PROBLEM DETAILS: Render the listing, starting at its first line and ending at the line containing "primary-key-attribute: customer-name [376,596,659,637]", as a Markdown table with the columns No. and Entry, one numbered row per line and no blank lines. Include only those lines.

RAW DATA:
[START]
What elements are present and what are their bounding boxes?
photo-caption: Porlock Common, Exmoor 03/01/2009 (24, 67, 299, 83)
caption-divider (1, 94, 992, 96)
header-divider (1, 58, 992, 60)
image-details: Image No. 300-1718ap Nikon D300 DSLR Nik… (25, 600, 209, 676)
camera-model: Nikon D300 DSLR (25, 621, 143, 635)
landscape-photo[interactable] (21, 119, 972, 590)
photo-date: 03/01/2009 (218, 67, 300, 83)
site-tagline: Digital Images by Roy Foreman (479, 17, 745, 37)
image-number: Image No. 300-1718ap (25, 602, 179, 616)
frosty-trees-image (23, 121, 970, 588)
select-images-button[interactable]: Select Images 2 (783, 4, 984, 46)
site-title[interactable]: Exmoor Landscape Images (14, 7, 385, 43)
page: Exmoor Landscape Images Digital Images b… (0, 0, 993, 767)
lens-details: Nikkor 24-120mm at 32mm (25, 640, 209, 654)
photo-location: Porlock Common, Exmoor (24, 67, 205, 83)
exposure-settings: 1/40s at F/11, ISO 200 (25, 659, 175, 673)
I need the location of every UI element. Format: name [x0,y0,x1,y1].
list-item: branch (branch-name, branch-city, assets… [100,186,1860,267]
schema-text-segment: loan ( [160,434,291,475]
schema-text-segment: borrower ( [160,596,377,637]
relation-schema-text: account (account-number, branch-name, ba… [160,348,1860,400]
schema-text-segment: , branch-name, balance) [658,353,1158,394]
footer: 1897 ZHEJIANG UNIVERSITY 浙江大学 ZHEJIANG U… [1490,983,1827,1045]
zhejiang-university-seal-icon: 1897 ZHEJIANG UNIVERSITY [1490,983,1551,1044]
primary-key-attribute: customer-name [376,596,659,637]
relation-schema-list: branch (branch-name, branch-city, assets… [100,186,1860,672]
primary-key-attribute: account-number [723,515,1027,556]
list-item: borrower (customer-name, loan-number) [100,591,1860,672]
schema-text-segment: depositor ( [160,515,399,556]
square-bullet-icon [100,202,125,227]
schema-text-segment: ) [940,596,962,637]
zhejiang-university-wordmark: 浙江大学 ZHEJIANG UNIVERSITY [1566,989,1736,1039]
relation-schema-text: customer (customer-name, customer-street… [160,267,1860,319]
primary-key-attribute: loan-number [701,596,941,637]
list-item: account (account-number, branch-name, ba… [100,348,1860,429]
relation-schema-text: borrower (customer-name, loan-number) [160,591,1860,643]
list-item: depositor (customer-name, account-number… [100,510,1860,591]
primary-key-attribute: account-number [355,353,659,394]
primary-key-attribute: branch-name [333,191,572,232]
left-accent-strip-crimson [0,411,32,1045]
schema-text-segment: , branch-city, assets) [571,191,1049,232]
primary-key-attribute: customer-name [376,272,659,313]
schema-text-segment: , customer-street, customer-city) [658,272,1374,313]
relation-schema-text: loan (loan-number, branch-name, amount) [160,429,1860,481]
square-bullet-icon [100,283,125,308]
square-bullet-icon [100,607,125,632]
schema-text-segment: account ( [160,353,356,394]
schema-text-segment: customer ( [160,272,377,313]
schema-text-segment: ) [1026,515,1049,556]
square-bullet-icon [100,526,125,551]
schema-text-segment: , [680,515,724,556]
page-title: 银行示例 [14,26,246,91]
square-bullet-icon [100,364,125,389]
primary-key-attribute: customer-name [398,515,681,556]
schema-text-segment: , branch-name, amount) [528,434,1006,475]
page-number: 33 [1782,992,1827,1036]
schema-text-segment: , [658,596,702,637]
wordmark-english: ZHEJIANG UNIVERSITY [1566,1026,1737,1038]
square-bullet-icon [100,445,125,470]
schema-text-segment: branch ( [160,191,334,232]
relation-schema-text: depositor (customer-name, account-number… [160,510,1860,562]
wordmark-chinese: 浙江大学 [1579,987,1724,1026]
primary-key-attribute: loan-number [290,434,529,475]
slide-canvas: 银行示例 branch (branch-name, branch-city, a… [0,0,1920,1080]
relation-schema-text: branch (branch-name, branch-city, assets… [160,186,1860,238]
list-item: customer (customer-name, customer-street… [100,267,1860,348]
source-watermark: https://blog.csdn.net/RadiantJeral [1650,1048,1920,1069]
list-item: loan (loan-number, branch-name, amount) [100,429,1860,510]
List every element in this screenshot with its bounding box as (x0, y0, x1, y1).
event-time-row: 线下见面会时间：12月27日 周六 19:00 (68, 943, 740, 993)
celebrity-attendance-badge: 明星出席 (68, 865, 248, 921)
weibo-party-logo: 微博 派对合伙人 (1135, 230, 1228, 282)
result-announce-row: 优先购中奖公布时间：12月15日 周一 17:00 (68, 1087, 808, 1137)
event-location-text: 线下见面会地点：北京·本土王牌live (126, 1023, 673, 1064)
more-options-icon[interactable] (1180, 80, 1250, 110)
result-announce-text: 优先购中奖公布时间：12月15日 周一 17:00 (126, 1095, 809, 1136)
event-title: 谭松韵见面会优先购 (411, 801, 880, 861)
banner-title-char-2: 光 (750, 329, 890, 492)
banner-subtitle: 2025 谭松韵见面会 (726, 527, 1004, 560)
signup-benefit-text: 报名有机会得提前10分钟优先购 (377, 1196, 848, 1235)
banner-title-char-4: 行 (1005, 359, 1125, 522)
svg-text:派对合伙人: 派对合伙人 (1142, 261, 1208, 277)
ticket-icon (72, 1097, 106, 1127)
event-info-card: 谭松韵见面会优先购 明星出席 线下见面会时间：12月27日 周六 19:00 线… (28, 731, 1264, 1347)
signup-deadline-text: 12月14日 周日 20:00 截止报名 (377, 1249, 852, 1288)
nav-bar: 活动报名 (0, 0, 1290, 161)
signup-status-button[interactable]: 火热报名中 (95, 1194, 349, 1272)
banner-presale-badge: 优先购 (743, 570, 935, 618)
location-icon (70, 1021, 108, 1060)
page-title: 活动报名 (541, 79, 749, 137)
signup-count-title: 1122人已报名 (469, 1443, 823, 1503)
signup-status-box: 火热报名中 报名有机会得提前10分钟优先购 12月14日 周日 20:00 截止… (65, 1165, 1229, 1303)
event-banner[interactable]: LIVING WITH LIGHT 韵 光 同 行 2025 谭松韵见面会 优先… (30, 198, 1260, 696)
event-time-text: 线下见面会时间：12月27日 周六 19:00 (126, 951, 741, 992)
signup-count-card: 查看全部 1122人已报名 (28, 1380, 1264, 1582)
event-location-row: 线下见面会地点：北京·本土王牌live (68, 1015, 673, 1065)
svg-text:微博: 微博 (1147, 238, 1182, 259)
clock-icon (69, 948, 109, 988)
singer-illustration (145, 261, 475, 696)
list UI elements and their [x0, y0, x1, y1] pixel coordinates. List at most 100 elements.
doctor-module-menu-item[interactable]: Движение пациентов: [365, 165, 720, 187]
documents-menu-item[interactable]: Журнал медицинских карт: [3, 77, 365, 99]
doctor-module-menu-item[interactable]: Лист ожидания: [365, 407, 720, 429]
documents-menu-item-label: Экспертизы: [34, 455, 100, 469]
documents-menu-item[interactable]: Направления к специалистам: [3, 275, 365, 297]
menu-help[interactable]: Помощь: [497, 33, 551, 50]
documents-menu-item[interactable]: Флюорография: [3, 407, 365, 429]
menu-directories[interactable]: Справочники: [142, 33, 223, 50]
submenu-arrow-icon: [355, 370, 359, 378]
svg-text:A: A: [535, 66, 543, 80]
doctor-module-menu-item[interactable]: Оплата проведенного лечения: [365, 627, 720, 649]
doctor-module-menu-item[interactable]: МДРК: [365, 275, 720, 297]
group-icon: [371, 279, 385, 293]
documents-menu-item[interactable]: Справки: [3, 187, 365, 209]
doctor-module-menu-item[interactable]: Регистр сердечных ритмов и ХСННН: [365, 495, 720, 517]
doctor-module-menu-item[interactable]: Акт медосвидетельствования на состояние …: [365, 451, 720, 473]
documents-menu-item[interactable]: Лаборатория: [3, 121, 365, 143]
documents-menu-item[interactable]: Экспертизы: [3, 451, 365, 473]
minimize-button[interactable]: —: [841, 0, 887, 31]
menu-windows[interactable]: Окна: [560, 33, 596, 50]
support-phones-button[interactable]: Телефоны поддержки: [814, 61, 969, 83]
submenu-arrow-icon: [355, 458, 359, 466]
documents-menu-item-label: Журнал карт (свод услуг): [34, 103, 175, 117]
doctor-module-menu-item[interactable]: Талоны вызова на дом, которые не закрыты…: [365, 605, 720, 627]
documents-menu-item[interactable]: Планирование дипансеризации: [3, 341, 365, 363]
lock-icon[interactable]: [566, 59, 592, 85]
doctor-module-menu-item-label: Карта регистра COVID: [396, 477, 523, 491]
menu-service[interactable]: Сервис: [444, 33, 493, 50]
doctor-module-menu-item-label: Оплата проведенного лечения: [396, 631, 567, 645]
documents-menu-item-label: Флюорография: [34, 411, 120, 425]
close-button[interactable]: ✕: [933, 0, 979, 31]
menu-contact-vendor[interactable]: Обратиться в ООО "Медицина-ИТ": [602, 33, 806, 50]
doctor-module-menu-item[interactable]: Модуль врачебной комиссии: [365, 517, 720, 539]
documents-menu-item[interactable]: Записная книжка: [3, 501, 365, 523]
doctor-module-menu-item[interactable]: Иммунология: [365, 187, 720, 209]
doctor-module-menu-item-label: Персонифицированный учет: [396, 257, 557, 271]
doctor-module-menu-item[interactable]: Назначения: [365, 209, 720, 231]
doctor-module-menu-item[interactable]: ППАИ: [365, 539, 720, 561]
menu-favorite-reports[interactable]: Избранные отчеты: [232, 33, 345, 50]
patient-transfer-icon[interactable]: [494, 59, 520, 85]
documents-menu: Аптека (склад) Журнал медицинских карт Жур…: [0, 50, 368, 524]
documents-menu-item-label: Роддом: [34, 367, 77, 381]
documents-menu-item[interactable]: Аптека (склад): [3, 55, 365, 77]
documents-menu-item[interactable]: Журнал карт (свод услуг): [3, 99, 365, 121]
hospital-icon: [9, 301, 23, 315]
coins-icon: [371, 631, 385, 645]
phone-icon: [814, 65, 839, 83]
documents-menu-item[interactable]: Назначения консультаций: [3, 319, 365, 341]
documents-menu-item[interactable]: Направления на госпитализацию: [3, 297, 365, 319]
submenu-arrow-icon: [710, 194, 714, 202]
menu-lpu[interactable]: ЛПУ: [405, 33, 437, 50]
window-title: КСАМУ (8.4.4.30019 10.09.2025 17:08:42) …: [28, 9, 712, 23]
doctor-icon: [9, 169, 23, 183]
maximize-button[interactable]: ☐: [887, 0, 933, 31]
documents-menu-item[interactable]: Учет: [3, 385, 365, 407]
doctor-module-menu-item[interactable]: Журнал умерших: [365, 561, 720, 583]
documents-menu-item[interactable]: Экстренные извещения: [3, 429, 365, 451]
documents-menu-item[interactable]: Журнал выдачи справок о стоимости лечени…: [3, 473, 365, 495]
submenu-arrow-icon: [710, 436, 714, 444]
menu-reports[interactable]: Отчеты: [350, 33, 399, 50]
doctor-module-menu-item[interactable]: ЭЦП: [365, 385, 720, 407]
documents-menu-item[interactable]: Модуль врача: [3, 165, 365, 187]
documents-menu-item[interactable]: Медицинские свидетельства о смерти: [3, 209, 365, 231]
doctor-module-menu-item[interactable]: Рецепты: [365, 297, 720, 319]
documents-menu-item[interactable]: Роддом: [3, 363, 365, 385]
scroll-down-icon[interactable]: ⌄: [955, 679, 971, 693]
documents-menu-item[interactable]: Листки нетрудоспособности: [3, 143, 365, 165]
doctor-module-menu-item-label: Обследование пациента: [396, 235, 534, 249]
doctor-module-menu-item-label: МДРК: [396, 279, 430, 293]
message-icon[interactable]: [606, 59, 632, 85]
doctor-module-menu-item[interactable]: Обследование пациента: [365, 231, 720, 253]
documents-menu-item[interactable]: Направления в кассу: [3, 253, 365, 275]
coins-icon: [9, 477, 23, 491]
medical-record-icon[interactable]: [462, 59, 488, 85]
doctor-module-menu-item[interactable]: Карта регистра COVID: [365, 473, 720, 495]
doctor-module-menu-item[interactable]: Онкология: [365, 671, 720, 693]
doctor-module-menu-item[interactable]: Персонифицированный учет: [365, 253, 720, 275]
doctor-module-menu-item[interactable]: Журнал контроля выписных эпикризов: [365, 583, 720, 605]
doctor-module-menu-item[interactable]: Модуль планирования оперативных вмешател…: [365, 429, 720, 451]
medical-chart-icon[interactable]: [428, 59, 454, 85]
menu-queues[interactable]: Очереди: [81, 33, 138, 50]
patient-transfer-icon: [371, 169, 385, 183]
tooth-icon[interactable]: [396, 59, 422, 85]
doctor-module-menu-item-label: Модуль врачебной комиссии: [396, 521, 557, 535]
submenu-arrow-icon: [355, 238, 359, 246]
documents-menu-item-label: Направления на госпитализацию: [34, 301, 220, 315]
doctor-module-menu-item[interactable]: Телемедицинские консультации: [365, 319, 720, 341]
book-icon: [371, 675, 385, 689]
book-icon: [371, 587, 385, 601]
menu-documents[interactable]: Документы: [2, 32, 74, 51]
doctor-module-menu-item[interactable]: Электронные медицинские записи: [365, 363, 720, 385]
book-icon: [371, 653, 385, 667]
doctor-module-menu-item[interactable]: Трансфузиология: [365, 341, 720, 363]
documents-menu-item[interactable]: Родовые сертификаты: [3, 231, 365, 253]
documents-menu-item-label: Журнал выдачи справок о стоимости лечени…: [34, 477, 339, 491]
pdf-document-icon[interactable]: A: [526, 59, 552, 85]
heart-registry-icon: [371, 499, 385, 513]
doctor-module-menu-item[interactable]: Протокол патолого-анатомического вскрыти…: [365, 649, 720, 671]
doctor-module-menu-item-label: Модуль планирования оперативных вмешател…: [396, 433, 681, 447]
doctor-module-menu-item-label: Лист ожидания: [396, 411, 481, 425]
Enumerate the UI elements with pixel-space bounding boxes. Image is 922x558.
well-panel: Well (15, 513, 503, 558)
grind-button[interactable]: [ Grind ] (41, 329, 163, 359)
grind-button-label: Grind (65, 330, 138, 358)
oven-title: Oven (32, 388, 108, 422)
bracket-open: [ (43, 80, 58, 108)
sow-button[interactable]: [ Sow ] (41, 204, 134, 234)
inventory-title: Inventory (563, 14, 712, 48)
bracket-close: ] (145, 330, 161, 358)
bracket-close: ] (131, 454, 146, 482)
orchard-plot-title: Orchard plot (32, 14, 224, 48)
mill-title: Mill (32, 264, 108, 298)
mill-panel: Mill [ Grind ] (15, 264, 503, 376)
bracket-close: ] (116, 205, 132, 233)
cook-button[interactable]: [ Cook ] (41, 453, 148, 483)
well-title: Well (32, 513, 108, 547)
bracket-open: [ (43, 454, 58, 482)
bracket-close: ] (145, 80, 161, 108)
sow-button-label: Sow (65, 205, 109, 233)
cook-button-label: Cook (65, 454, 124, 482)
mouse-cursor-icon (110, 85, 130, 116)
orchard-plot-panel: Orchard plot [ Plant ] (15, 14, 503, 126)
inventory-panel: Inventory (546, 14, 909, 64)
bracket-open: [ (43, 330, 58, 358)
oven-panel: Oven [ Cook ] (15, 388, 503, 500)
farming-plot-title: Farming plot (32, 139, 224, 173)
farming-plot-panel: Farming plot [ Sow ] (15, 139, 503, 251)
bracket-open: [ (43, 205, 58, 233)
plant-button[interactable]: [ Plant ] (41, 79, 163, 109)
[END]
EXERCISE OUTPUT:
| No. | Entry |
|---|---|
| 1 | What elements are present and what are their bounding boxes? |
| 2 | photo-caption: Porlock Common, Exmoor 03/01/2009 (24, 67, 299, 83) |
| 3 | caption-divider (1, 94, 992, 96) |
| 4 | header-divider (1, 58, 992, 60) |
| 5 | image-details: Image No. 300-1718ap Nikon D300 DSLR Nik… (25, 600, 209, 676) |
| 6 | camera-model: Nikon D300 DSLR (25, 621, 143, 635) |
| 7 | landscape-photo[interactable] (21, 119, 972, 590) |
| 8 | photo-date: 03/01/2009 (218, 67, 300, 83) |
| 9 | site-tagline: Digital Images by Roy Foreman (479, 17, 745, 37) |
| 10 | image-number: Image No. 300-1718ap (25, 602, 179, 616) |
| 11 | frosty-trees-image (23, 121, 970, 588) |
| 12 | select-images-button[interactable]: Select Images 2 (783, 4, 984, 46) |
| 13 | site-title[interactable]: Exmoor Landscape Images (14, 7, 385, 43) |
| 14 | page: Exmoor Landscape Images Digital Images b… (0, 0, 993, 767) |
| 15 | lens-details: Nikkor 24-120mm at 32mm (25, 640, 209, 654) |
| 16 | photo-location: Porlock Common, Exmoor (24, 67, 205, 83) |
| 17 | exposure-settings: 1/40s at F/11, ISO 200 (25, 659, 175, 673) |
| 18 | I need the location of every UI element. Format: name [x0,y0,x1,y1]. |
| 19 | list-item: branch (branch-name, branch-city, assets… [100,186,1860,267] |
| 20 | schema-text-segment: loan ( [160,434,291,475] |
| 21 | schema-text-segment: borrower ( [160,596,377,637] |
| 22 | relation-schema-text: account (account-number, branch-name, ba… [160,348,1860,400] |
| 23 | schema-text-segment: , branch-name, balance) [658,353,1158,394] |
| 24 | footer: 1897 ZHEJIANG UNIVERSITY 浙江大学 ZHEJIANG U… [1490,983,1827,1045] |
| 25 | zhejiang-university-seal-icon: 1897 ZHEJIANG UNIVERSITY [1490,983,1551,1044] |
| 26 | primary-key-attribute: customer-name [376,596,659,637] |